What is expected
From the listing below, pull out all lines with "Lebensraum" in them.
[Begin Extracted records]
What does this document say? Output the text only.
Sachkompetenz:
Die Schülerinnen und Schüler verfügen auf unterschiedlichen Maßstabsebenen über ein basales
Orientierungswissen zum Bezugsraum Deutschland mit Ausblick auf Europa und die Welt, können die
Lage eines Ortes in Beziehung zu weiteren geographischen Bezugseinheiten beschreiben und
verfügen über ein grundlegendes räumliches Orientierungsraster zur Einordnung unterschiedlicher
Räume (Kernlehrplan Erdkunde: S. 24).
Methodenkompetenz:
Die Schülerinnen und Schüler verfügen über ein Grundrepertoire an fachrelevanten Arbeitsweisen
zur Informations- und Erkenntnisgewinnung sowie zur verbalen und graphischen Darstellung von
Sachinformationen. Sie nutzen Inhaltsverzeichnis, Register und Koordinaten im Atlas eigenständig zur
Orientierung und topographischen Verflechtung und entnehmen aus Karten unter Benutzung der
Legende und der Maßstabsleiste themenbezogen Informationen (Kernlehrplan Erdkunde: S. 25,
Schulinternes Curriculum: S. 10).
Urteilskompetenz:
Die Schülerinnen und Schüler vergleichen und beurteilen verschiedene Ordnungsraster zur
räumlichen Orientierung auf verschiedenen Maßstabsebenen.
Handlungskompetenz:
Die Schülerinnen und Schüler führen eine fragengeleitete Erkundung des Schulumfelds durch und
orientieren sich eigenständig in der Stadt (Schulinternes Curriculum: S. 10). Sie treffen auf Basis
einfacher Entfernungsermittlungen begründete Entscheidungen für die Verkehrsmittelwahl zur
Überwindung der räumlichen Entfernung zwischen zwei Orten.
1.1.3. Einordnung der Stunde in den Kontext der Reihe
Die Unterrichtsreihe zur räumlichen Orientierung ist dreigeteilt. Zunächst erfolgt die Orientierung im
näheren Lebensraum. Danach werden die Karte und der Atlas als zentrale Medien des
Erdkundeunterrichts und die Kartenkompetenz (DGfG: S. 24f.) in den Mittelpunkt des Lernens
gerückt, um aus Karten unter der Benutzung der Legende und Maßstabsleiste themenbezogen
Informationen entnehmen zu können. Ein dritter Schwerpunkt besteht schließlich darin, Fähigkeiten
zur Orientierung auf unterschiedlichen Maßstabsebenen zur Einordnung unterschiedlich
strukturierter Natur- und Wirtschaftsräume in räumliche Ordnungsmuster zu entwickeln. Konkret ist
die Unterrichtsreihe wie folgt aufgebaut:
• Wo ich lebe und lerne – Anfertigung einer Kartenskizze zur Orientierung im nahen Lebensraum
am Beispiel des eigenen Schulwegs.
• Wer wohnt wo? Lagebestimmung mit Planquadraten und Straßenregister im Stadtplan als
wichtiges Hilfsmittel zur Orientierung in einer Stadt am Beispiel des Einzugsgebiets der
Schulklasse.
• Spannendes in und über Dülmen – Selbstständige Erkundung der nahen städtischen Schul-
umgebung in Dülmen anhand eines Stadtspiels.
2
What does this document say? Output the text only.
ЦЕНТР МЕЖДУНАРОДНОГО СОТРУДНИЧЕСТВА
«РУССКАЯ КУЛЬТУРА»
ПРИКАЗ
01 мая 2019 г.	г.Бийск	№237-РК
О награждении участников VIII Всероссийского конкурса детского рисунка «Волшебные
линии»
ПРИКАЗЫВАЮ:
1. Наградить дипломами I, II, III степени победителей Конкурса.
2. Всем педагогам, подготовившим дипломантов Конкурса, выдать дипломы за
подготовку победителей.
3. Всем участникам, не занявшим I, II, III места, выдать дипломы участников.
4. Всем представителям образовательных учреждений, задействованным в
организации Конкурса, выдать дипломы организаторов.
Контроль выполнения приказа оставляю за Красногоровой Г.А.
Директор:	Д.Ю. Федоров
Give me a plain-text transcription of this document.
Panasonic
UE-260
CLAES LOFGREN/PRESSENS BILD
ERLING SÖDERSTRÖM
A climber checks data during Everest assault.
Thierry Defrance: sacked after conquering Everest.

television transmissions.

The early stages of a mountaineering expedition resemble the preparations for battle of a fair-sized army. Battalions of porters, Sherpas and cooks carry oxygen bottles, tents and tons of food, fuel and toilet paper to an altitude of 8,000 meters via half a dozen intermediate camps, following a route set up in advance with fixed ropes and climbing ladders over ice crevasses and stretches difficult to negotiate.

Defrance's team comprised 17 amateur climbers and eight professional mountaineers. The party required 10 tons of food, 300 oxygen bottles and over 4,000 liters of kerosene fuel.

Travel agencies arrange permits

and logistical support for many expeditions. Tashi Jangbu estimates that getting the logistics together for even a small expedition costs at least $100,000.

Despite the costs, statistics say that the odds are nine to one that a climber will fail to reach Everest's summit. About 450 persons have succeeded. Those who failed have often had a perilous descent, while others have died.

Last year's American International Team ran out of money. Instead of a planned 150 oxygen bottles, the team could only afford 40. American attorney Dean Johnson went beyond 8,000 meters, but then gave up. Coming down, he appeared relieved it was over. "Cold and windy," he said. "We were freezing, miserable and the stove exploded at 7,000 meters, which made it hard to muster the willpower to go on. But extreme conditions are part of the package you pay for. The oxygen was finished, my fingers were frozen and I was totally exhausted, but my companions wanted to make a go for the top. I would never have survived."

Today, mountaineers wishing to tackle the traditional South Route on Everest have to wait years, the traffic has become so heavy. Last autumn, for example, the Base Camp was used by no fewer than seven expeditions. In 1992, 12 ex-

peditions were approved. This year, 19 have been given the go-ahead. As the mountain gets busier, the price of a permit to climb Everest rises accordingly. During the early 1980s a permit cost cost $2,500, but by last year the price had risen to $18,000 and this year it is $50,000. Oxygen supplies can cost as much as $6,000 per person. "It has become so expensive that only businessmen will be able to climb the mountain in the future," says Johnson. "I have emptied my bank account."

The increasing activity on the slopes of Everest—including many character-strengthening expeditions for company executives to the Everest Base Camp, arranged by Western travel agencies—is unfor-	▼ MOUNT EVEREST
[End Extracted records]
Response
näheren Lebensraum. Danach werden die Karte und der Atlas als zentrale Medien des
• Wo ich lebe und lerne – Anfertigung einer Kartenskizze zur Orientierung im nahen Lebensraum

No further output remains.